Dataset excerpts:
[start]
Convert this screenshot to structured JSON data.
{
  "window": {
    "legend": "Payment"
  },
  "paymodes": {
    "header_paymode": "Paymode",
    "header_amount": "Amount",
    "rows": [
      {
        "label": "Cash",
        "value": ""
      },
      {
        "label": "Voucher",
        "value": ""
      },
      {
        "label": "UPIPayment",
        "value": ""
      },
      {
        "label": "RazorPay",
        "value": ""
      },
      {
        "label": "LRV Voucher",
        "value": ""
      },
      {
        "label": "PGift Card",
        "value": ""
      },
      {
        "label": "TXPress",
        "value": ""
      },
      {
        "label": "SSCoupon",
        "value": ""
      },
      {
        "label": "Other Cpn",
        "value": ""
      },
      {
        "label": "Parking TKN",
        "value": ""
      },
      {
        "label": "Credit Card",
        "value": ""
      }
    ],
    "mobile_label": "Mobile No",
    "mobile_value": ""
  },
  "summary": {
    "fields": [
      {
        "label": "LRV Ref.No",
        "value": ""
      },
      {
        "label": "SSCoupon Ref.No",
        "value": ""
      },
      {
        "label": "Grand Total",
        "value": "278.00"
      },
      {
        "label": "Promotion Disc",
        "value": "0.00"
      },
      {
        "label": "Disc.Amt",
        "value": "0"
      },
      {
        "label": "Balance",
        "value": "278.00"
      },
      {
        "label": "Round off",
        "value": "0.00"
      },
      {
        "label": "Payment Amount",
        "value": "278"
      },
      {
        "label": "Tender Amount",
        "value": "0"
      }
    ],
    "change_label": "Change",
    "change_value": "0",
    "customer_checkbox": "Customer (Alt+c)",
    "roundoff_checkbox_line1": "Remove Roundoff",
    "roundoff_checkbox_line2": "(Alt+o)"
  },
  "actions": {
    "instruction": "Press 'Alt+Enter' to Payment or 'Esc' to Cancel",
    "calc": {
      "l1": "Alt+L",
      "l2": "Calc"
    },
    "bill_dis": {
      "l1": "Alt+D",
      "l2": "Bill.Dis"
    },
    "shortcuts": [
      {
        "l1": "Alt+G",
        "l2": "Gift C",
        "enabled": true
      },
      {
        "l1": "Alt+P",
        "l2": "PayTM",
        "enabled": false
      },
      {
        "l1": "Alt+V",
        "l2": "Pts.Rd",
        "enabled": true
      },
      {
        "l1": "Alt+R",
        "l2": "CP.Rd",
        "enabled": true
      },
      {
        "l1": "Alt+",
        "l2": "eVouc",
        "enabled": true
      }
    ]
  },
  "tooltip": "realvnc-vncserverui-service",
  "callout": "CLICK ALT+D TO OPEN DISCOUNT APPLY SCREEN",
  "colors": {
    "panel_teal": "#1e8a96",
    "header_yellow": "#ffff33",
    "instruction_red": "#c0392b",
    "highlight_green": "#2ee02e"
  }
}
[end]
> **Aim of the exercise**:
Using the listing above, state the number of lines that hold "Amount", with no other text.

> **The completed task**:
3